### GOAL
Please report every line from the material that contains the word "TradingView".

___ SUPPLIED DATA ___

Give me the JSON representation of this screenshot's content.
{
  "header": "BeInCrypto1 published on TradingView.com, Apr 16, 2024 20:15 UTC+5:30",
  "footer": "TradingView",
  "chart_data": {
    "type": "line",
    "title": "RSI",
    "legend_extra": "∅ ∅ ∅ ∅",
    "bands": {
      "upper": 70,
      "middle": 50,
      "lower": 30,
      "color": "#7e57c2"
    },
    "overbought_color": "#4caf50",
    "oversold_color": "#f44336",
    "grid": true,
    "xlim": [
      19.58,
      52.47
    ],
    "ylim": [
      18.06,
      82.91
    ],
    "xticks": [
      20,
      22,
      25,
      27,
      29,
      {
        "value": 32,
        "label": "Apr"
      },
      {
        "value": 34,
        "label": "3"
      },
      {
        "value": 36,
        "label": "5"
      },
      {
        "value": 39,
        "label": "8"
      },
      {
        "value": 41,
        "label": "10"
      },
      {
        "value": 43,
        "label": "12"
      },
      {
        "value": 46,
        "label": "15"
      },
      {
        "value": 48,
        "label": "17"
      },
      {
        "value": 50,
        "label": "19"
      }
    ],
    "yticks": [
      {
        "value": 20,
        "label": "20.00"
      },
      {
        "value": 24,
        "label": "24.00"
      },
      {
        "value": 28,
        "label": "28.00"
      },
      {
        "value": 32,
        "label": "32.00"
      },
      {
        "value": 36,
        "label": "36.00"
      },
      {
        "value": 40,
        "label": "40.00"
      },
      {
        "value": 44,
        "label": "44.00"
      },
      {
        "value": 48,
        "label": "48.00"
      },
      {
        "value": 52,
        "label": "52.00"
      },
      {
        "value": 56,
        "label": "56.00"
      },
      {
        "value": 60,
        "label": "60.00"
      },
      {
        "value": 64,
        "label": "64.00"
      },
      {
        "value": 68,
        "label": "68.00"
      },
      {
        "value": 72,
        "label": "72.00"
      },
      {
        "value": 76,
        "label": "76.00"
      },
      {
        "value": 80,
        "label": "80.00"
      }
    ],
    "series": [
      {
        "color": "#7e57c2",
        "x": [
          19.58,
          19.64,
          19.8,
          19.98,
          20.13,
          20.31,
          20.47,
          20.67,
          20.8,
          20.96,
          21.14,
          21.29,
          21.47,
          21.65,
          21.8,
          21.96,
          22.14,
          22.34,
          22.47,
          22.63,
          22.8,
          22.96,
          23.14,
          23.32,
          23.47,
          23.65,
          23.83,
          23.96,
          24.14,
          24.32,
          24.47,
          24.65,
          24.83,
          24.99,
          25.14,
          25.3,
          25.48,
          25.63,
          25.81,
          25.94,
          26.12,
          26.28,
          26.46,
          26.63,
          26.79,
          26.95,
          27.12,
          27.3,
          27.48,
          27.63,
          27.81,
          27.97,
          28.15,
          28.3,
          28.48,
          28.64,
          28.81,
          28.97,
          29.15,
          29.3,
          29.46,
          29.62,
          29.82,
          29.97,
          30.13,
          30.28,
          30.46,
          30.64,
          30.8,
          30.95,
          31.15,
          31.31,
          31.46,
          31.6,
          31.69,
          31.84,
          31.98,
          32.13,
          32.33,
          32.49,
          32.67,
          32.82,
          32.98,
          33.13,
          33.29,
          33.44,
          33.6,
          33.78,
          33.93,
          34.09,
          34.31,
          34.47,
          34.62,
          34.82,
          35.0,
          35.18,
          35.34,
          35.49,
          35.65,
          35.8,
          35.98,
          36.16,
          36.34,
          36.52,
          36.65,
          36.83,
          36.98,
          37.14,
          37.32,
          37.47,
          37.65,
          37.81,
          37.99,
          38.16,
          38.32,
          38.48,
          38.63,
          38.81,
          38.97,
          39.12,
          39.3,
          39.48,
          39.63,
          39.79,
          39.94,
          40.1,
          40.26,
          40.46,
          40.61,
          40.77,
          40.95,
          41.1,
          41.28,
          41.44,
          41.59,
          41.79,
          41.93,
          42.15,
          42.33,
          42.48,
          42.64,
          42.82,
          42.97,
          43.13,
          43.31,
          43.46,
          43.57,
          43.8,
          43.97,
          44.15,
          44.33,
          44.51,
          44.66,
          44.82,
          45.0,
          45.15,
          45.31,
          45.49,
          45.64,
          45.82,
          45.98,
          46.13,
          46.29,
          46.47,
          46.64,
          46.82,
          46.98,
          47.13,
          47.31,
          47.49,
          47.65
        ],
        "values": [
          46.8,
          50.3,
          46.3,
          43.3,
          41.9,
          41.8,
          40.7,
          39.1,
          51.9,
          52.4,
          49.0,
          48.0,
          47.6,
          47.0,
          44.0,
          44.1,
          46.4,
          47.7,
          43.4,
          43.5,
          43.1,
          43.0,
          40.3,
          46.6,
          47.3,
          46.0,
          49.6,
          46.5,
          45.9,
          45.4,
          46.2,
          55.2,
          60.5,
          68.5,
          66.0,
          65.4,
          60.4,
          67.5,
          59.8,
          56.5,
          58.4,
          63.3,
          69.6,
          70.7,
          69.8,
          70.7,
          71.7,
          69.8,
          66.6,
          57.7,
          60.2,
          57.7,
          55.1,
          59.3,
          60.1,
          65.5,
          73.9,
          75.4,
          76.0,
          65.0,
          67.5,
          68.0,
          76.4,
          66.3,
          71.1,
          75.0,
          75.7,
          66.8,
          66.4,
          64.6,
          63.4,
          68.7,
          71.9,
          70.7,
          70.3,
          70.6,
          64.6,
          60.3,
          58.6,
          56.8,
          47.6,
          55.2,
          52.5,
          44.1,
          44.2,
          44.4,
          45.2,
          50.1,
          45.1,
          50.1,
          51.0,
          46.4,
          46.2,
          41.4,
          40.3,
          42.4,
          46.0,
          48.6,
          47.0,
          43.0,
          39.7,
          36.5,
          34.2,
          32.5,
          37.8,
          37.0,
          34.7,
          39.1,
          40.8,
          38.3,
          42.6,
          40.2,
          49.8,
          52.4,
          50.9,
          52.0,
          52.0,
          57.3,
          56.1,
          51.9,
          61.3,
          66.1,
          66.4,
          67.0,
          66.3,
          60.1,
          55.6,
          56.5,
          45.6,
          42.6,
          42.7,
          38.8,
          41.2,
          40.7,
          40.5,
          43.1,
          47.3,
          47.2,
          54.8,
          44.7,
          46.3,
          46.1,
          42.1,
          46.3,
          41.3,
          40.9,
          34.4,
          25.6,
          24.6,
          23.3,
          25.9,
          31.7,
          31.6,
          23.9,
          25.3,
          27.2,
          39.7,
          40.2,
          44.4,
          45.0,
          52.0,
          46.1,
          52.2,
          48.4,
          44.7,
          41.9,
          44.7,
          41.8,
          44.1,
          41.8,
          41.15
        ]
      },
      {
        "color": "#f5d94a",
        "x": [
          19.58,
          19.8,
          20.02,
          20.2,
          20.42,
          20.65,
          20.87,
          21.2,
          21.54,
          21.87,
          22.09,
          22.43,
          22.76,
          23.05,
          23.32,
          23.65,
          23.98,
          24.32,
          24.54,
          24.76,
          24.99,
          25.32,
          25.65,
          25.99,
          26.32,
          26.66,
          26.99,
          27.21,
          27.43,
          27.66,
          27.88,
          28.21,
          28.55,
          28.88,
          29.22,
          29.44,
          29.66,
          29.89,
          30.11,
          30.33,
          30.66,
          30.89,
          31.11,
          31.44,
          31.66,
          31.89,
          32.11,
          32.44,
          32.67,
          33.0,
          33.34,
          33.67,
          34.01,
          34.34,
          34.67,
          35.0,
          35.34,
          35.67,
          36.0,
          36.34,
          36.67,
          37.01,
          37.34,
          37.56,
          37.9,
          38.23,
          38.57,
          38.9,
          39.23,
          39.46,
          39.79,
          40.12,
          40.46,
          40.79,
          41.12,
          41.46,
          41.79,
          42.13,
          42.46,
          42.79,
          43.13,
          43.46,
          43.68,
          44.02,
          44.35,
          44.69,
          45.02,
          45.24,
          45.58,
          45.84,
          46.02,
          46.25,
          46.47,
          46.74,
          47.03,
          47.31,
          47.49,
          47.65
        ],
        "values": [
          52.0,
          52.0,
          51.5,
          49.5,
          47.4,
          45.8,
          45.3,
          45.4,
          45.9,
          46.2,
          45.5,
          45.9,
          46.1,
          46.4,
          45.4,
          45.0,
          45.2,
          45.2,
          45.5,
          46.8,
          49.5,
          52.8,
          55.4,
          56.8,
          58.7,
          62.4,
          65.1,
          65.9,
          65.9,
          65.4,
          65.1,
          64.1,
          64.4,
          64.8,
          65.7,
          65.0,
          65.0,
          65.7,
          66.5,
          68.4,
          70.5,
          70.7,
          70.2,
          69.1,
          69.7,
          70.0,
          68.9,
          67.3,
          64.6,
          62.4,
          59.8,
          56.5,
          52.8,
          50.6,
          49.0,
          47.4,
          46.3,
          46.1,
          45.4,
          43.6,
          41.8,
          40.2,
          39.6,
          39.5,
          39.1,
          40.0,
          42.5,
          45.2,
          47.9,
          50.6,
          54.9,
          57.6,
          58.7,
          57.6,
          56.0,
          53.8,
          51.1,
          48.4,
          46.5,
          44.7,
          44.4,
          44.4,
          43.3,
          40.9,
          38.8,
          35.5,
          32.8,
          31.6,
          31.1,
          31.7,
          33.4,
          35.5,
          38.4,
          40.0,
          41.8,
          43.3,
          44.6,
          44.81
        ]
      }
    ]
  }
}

___

### SOLUTION TO THE PROBLEM
  "header": "BeInCrypto1 published on TradingView.com, Apr 16, 2024 20:15 UTC+5:30",
  "footer": "TradingView",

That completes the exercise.